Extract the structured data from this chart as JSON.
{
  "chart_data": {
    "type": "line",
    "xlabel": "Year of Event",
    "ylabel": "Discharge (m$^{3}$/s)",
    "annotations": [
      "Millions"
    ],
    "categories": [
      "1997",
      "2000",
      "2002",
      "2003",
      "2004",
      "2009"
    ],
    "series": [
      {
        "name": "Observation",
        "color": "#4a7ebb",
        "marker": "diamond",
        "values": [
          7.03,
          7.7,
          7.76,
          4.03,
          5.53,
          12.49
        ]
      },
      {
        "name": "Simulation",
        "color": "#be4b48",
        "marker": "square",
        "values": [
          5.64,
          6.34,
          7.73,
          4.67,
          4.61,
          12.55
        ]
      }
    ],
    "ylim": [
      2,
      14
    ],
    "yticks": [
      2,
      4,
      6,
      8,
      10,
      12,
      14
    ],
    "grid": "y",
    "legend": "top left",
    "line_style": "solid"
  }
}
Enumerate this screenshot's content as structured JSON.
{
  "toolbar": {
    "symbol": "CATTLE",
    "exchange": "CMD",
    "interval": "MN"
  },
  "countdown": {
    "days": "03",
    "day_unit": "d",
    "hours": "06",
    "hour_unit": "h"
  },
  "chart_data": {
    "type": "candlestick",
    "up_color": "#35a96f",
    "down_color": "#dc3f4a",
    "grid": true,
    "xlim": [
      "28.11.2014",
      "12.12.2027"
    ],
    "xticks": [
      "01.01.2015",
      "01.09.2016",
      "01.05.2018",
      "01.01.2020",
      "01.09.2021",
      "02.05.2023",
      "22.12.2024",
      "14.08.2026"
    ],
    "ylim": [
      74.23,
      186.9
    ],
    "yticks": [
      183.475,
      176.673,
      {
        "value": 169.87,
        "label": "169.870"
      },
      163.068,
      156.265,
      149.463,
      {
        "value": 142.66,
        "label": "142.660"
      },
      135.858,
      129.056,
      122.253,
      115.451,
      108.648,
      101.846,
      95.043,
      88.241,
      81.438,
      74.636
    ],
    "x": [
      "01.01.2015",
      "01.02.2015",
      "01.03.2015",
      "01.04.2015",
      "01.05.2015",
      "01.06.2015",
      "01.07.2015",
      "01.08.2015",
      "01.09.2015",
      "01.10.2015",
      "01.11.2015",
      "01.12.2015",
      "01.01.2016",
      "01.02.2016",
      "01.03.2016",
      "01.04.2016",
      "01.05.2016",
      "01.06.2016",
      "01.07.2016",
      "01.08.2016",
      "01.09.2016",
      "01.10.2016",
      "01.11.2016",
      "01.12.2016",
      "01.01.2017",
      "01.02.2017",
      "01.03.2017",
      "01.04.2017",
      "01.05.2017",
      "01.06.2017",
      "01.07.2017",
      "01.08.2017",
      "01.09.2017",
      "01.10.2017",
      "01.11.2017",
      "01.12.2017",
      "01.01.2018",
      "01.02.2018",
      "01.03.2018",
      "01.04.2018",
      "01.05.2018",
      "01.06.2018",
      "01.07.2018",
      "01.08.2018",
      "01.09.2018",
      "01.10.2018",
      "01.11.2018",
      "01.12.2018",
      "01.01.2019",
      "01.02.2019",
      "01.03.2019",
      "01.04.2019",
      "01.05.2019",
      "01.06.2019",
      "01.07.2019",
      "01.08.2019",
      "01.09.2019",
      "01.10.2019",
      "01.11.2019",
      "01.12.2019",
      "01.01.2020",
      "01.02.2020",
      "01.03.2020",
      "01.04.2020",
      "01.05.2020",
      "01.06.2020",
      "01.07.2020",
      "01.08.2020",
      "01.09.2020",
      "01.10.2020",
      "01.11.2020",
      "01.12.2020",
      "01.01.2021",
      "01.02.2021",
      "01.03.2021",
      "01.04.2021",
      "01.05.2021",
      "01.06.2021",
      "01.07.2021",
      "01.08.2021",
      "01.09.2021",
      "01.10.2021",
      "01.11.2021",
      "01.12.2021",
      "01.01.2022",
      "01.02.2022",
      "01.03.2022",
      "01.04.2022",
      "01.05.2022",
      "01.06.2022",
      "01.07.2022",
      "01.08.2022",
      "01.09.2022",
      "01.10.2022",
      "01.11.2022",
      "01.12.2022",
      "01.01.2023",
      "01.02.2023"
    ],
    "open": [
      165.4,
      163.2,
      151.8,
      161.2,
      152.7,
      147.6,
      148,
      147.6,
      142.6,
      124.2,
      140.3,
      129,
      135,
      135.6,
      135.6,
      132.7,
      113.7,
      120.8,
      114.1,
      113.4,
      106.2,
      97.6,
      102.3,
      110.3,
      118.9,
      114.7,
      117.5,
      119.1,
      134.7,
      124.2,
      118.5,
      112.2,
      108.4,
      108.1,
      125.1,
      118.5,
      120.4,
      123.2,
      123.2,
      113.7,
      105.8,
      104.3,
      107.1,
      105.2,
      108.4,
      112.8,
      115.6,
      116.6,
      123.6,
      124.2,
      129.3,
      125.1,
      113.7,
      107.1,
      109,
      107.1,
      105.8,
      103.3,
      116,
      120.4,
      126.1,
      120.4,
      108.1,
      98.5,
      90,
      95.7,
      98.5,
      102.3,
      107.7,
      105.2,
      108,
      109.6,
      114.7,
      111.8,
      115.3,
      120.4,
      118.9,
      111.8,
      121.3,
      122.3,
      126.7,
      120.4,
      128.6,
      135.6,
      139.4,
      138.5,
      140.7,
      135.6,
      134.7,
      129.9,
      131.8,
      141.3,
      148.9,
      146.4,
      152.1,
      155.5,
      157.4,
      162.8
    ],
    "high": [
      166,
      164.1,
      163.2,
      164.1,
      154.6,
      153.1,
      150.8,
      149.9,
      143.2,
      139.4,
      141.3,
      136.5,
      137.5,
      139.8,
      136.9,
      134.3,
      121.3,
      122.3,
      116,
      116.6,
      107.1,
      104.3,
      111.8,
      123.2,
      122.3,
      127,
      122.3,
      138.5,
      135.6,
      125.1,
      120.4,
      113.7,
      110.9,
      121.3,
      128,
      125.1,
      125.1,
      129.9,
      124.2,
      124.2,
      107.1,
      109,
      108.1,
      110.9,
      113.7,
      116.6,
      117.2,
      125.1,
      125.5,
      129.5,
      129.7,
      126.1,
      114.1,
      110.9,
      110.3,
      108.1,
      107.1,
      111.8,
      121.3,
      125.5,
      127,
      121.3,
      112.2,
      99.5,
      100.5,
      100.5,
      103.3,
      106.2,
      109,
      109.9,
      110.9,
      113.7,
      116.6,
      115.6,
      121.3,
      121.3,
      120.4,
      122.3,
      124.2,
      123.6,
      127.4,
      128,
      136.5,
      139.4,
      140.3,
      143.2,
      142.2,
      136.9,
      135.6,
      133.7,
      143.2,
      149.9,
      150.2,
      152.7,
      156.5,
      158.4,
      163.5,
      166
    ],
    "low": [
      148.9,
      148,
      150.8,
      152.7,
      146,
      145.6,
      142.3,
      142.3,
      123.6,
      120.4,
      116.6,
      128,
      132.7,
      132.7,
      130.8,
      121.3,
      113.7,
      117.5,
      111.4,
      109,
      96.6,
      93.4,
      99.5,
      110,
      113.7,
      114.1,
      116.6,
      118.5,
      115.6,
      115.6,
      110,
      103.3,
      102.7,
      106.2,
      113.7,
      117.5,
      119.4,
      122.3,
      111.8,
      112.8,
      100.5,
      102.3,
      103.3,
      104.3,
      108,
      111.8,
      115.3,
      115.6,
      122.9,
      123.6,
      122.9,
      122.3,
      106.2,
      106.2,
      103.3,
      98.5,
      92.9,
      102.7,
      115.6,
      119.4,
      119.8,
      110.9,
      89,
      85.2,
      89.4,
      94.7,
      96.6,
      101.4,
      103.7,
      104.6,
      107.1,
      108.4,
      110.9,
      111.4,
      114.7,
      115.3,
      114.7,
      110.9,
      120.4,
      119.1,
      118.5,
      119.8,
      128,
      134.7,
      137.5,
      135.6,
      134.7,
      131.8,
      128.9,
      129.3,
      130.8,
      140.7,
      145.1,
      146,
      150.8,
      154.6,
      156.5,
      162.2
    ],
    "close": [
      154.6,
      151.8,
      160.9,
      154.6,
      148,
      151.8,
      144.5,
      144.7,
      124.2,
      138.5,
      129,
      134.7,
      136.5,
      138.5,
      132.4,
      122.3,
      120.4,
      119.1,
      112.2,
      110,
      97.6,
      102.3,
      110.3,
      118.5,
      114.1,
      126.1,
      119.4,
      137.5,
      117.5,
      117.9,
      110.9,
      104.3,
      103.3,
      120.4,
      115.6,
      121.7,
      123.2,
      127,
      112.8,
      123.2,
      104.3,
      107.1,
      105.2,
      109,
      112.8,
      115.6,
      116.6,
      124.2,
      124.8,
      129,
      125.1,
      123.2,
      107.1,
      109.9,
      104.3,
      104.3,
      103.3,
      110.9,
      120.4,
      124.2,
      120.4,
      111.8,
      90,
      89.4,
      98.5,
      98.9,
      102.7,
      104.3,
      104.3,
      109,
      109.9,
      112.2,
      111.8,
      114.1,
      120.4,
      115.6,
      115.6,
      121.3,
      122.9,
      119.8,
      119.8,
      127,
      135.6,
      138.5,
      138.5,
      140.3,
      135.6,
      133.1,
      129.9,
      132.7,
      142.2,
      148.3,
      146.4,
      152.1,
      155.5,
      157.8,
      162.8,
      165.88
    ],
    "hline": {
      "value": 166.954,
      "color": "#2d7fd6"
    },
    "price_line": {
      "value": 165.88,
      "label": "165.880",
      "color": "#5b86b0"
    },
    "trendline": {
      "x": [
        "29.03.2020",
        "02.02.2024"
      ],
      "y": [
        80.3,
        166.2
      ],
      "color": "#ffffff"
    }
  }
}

————————

## SET PROBLEM
From the listing above, collect each line in which the string "structured" appears.

## COMPLETE RESPONSE
Extract the structured data from this chart as JSON.
Enumerate this screenshot's content as structured JSON.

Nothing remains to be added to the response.